Stated exercise >> Type out the data exactly as given. Skip any image.

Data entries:
◆ ◆ ◆

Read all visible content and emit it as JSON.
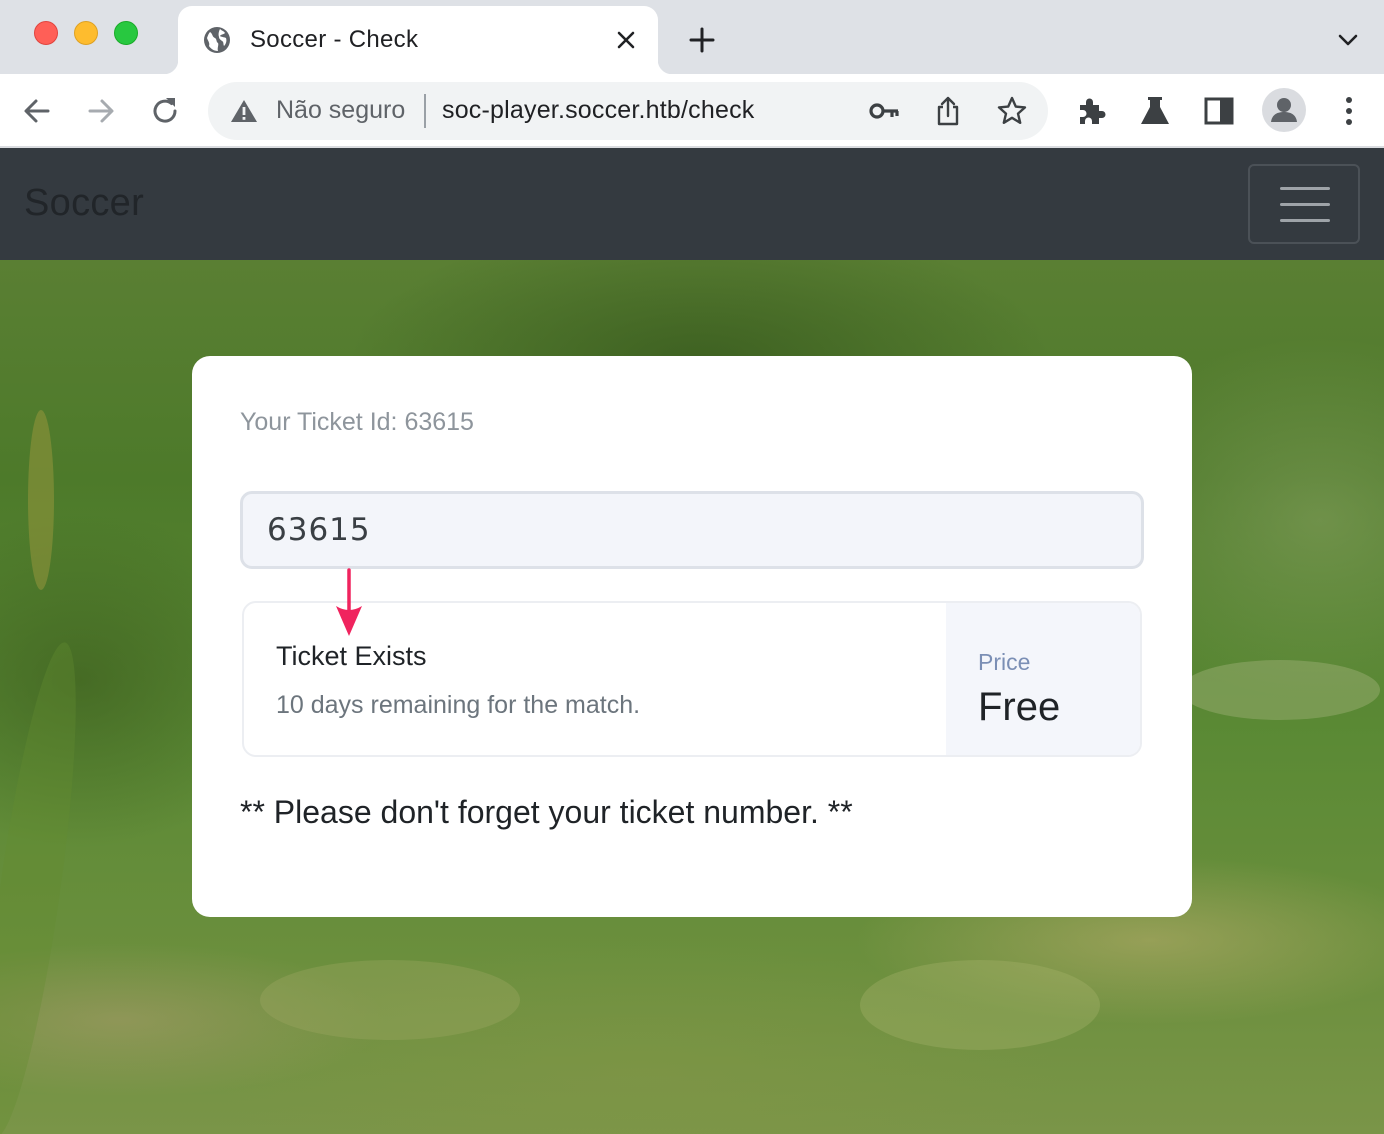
{
  "browser": {
    "tab": {
      "title": "Soccer - Check",
      "favicon": "globe-icon"
    },
    "address_bar": {
      "security_label": "Não seguro",
      "url": "soc-player.soccer.htb/check"
    },
    "icons": [
      "back-icon",
      "forward-icon",
      "reload-icon",
      "warning-icon",
      "key-icon",
      "share-icon",
      "star-icon",
      "extensions-icon",
      "labs-icon",
      "side-panel-icon",
      "profile-icon",
      "menu-icon"
    ]
  },
  "navbar": {
    "brand": "Soccer",
    "toggler_icon": "hamburger-icon"
  },
  "card": {
    "ticket_id_text": "Your Ticket Id: 63615",
    "input": {
      "value": "63615"
    },
    "result": {
      "title": "Ticket Exists",
      "description": "10 days remaining for the match.",
      "price_label": "Price",
      "price_value": "Free"
    },
    "reminder": "** Please don't forget your ticket number. **"
  },
  "colors": {
    "navbar_bg": "#343a40",
    "annotation_arrow": "#f0245e",
    "price_label": "#7b8fb5",
    "omnibox_bg": "#f1f3f4"
  }
}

◆ ◆ ◆

Answer >>
Read all visible content and emit it as JSON.
{
  "browser": {
    "tab": {
      "title": "Soccer - Check",
      "favicon": "globe-icon"
    },
    "address_bar": {
      "security_label": "Não seguro",
      "url": "soc-player.soccer.htb/check"
    },
    "icons": [
      "back-icon",
      "forward-icon",
      "reload-icon",
      "warning-icon",
      "key-icon",
      "share-icon",
      "star-icon",
      "extensions-icon",
      "labs-icon",
      "side-panel-icon",
      "profile-icon",
      "menu-icon"
    ]
  },
  "navbar": {
    "brand": "Soccer",
    "toggler_icon": "hamburger-icon"
  },
  "card": {
    "ticket_id_text": "Your Ticket Id: 63615",
    "input": {
      "value": "63615"
    },
    "result": {
      "title": "Ticket Exists",
      "description": "10 days remaining for the match.",
      "price_label": "Price",
      "price_value": "Free"
    },
    "reminder": "** Please don't forget your ticket number. **"
  },
  "colors": {
    "navbar_bg": "#343a40",
    "annotation_arrow": "#f0245e",
    "price_label": "#7b8fb5",
    "omnibox_bg": "#f1f3f4"
  }
}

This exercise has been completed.